Retype the listing that follows, word for word.

Stored items from a collection:
— begin —

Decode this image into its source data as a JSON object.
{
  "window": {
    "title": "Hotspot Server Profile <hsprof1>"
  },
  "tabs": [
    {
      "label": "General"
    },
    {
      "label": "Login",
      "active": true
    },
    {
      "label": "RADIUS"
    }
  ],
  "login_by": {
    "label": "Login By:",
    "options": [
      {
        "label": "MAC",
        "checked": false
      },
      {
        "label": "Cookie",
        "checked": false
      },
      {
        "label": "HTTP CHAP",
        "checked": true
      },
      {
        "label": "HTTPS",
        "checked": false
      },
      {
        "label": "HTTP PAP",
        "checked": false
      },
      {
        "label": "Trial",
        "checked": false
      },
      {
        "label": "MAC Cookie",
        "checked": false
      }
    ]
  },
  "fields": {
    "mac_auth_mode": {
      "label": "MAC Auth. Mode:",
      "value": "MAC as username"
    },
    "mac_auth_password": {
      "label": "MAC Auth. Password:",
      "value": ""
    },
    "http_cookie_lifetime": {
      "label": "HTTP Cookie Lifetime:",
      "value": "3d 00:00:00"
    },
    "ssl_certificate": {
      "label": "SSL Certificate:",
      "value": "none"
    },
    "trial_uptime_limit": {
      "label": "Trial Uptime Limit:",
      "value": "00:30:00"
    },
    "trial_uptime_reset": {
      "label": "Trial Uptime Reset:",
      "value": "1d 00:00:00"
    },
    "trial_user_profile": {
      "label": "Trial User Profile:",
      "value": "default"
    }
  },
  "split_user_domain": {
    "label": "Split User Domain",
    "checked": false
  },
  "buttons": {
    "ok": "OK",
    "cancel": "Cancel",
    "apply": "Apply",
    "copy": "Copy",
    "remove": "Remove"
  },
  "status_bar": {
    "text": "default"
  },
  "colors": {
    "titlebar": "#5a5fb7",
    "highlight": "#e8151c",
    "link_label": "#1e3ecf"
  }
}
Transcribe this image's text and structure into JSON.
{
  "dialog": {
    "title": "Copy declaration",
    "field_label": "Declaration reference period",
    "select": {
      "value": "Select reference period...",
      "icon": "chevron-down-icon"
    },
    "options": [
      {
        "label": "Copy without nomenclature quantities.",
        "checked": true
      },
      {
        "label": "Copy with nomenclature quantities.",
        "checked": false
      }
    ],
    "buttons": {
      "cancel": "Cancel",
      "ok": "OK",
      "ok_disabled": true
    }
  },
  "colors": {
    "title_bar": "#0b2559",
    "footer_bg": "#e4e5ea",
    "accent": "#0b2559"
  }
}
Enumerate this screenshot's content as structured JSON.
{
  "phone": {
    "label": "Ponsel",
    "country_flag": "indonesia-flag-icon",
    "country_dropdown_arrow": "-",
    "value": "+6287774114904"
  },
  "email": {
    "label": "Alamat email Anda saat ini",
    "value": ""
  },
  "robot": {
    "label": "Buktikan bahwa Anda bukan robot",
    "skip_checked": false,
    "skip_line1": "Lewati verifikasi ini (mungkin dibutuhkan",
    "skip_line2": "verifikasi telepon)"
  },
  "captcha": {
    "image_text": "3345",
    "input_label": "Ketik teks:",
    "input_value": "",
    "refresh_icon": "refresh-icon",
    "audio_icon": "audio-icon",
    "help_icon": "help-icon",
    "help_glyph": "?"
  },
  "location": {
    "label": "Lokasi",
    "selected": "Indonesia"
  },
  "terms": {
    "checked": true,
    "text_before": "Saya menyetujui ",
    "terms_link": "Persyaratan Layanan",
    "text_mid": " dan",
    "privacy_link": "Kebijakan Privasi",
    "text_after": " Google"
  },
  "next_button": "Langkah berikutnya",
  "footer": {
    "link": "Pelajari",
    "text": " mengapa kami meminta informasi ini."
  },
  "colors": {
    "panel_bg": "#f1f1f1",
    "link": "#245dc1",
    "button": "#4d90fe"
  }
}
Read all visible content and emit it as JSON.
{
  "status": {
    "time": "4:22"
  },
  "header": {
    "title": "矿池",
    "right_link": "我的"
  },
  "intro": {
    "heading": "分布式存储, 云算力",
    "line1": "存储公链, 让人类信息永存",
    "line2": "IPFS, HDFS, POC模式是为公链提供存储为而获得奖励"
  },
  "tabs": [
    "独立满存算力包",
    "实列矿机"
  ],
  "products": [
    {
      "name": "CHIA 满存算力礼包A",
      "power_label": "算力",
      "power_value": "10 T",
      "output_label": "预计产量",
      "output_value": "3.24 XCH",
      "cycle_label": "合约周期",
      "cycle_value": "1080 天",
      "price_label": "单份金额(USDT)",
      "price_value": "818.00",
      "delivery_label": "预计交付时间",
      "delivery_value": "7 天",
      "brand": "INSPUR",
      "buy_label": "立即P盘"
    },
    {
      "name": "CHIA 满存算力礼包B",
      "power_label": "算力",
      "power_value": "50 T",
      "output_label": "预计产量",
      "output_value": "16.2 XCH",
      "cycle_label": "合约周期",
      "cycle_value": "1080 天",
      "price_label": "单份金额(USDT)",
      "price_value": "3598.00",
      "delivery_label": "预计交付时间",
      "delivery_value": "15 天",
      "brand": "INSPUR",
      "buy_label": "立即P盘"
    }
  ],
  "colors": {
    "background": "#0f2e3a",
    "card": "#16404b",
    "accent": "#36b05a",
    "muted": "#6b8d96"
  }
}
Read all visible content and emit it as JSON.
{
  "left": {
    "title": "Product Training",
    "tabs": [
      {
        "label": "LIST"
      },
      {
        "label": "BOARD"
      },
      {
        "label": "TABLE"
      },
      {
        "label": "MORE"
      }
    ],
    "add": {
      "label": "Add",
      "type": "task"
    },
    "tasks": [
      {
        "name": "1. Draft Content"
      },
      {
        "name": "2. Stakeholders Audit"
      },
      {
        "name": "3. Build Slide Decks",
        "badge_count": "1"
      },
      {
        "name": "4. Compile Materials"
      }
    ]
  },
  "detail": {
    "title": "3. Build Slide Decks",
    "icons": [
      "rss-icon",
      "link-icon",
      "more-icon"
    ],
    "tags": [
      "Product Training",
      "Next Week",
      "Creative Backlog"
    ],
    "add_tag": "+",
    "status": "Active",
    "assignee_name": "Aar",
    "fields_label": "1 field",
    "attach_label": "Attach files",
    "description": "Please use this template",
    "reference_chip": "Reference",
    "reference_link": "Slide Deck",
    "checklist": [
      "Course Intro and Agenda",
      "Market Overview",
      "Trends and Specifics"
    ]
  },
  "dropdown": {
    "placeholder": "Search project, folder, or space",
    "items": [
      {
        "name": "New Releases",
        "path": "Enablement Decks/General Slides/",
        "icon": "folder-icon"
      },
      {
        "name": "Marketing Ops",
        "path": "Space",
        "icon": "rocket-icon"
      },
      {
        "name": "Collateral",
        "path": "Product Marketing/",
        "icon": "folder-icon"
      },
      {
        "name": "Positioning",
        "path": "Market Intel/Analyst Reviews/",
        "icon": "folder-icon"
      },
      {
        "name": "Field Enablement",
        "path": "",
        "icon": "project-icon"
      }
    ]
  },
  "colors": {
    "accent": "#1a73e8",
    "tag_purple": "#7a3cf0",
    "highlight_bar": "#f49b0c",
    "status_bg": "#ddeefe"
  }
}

— end —

**Task solution**
Decode this image into its source data as a JSON object.
{
  "window": {
    "title": "Hotspot Server Profile <hsprof1>"
  },
  "tabs": [
    {
      "label": "General"
    },
    {
      "label": "Login",
      "active": true
    },
    {
      "label": "RADIUS"
    }
  ],
  "login_by": {
    "label": "Login By:",
    "options": [
      {
        "label": "MAC",
        "checked": false
      },
      {
        "label": "Cookie",
        "checked": false
      },
      {
        "label": "HTTP CHAP",
        "checked": true
      },
      {
        "label": "HTTPS",
        "checked": false
      },
      {
        "label": "HTTP PAP",
        "checked": false
      },
      {
        "label": "Trial",
        "checked": false
      },
      {
        "label": "MAC Cookie",
        "checked": false
      }
    ]
  },
  "fields": {
    "mac_auth_mode": {
      "label": "MAC Auth. Mode:",
      "value": "MAC as username"
    },
    "mac_auth_password": {
      "label": "MAC Auth. Password:",
      "value": ""
    },
    "http_cookie_lifetime": {
      "label": "HTTP Cookie Lifetime:",
      "value": "3d 00:00:00"
    },
    "ssl_certificate": {
      "label": "SSL Certificate:",
      "value": "none"
    },
    "trial_uptime_limit": {
      "label": "Trial Uptime Limit:",
      "value": "00:30:00"
    },
    "trial_uptime_reset": {
      "label": "Trial Uptime Reset:",
      "value": "1d 00:00:00"
    },
    "trial_user_profile": {
      "label": "Trial User Profile:",
      "value": "default"
    }
  },
  "split_user_domain": {
    "label": "Split User Domain",
    "checked": false
  },
  "buttons": {
    "ok": "OK",
    "cancel": "Cancel",
    "apply": "Apply",
    "copy": "Copy",
    "remove": "Remove"
  },
  "status_bar": {
    "text": "default"
  },
  "colors": {
    "titlebar": "#5a5fb7",
    "highlight": "#e8151c",
    "link_label": "#1e3ecf"
  }
}
Transcribe this image's text and structure into JSON.
{
  "dialog": {
    "title": "Copy declaration",
    "field_label": "Declaration reference period",
    "select": {
      "value": "Select reference period...",
      "icon": "chevron-down-icon"
    },
    "options": [
      {
        "label": "Copy without nomenclature quantities.",
        "checked": true
      },
      {
        "label": "Copy with nomenclature quantities.",
        "checked": false
      }
    ],
    "buttons": {
      "cancel": "Cancel",
      "ok": "OK",
      "ok_disabled": true
    }
  },
  "colors": {
    "title_bar": "#0b2559",
    "footer_bg": "#e4e5ea",
    "accent": "#0b2559"
  }
}
Enumerate this screenshot's content as structured JSON.
{
  "phone": {
    "label": "Ponsel",
    "country_flag": "indonesia-flag-icon",
    "country_dropdown_arrow": "-",
    "value": "+6287774114904"
  },
  "email": {
    "label": "Alamat email Anda saat ini",
    "value": ""
  },
  "robot": {
    "label": "Buktikan bahwa Anda bukan robot",
    "skip_checked": false,
    "skip_line1": "Lewati verifikasi ini (mungkin dibutuhkan",
    "skip_line2": "verifikasi telepon)"
  },
  "captcha": {
    "image_text": "3345",
    "input_label": "Ketik teks:",
    "input_value": "",
    "refresh_icon": "refresh-icon",
    "audio_icon": "audio-icon",
    "help_icon": "help-icon",
    "help_glyph": "?"
  },
  "location": {
    "label": "Lokasi",
    "selected": "Indonesia"
  },
  "terms": {
    "checked": true,
    "text_before": "Saya menyetujui ",
    "terms_link": "Persyaratan Layanan",
    "text_mid": " dan",
    "privacy_link": "Kebijakan Privasi",
    "text_after": " Google"
  },
  "next_button": "Langkah berikutnya",
  "footer": {
    "link": "Pelajari",
    "text": " mengapa kami meminta informasi ini."
  },
  "colors": {
    "panel_bg": "#f1f1f1",
    "link": "#245dc1",
    "button": "#4d90fe"
  }
}
Read all visible content and emit it as JSON.
{
  "status": {
    "time": "4:22"
  },
  "header": {
    "title": "矿池",
    "right_link": "我的"
  },
  "intro": {
    "heading": "分布式存储, 云算力",
    "line1": "存储公链, 让人类信息永存",
    "line2": "IPFS, HDFS, POC模式是为公链提供存储为而获得奖励"
  },
  "tabs": [
    "独立满存算力包",
    "实列矿机"
  ],
  "products": [
    {
      "name": "CHIA 满存算力礼包A",
      "power_label": "算力",
      "power_value": "10 T",
      "output_label": "预计产量",
      "output_value": "3.24 XCH",
      "cycle_label": "合约周期",
      "cycle_value": "1080 天",
      "price_label": "单份金额(USDT)",
      "price_value": "818.00",
      "delivery_label": "预计交付时间",
      "delivery_value": "7 天",
      "brand": "INSPUR",
      "buy_label": "立即P盘"
    },
    {
      "name": "CHIA 满存算力礼包B",
      "power_label": "算力",
      "power_value": "50 T",
      "output_label": "预计产量",
      "output_value": "16.2 XCH",
      "cycle_label": "合约周期",
      "cycle_value": "1080 天",
      "price_label": "单份金额(USDT)",
      "price_value": "3598.00",
      "delivery_label": "预计交付时间",
      "delivery_value": "15 天",
      "brand": "INSPUR",
      "buy_label": "立即P盘"
    }
  ],
  "colors": {
    "background": "#0f2e3a",
    "card": "#16404b",
    "accent": "#36b05a",
    "muted": "#6b8d96"
  }
}
Read all visible content and emit it as JSON.
{
  "left": {
    "title": "Product Training",
    "tabs": [
      {
        "label": "LIST"
      },
      {
        "label": "BOARD"
      },
      {
        "label": "TABLE"
      },
      {
        "label": "MORE"
      }
    ],
    "add": {
      "label": "Add",
      "type": "task"
    },
    "tasks": [
      {
        "name": "1. Draft Content"
      },
      {
        "name": "2. Stakeholders Audit"
      },
      {
        "name": "3. Build Slide Decks",
        "badge_count": "1"
      },
      {
        "name": "4. Compile Materials"
      }
    ]
  },
  "detail": {
    "title": "3. Build Slide Decks",
    "icons": [
      "rss-icon",
      "link-icon",
      "more-icon"
    ],
    "tags": [
      "Product Training",
      "Next Week",
      "Creative Backlog"
    ],
    "add_tag": "+",
    "status": "Active",
    "assignee_name": "Aar",
    "fields_label": "1 field",
    "attach_label": "Attach files",
    "description": "Please use this template",
    "reference_chip": "Reference",
    "reference_link": "Slide Deck",
    "checklist": [
      "Course Intro and Agenda",
      "Market Overview",
      "Trends and Specifics"
    ]
  },
  "dropdown": {
    "placeholder": "Search project, folder, or space",
    "items": [
      {
        "name": "New Releases",
        "path": "Enablement Decks/General Slides/",
        "icon": "folder-icon"
      },
      {
        "name": "Marketing Ops",
        "path": "Space",
        "icon": "rocket-icon"
      },
      {
        "name": "Collateral",
        "path": "Product Marketing/",
        "icon": "folder-icon"
      },
      {
        "name": "Positioning",
        "path": "Market Intel/Analyst Reviews/",
        "icon": "folder-icon"
      },
      {
        "name": "Field Enablement",
        "path": "",
        "icon": "project-icon"
      }
    ]
  },
  "colors": {
    "accent": "#1a73e8",
    "tag_purple": "#7a3cf0",
    "highlight_bar": "#f49b0c",
    "status_bg": "#ddeefe"
  }
}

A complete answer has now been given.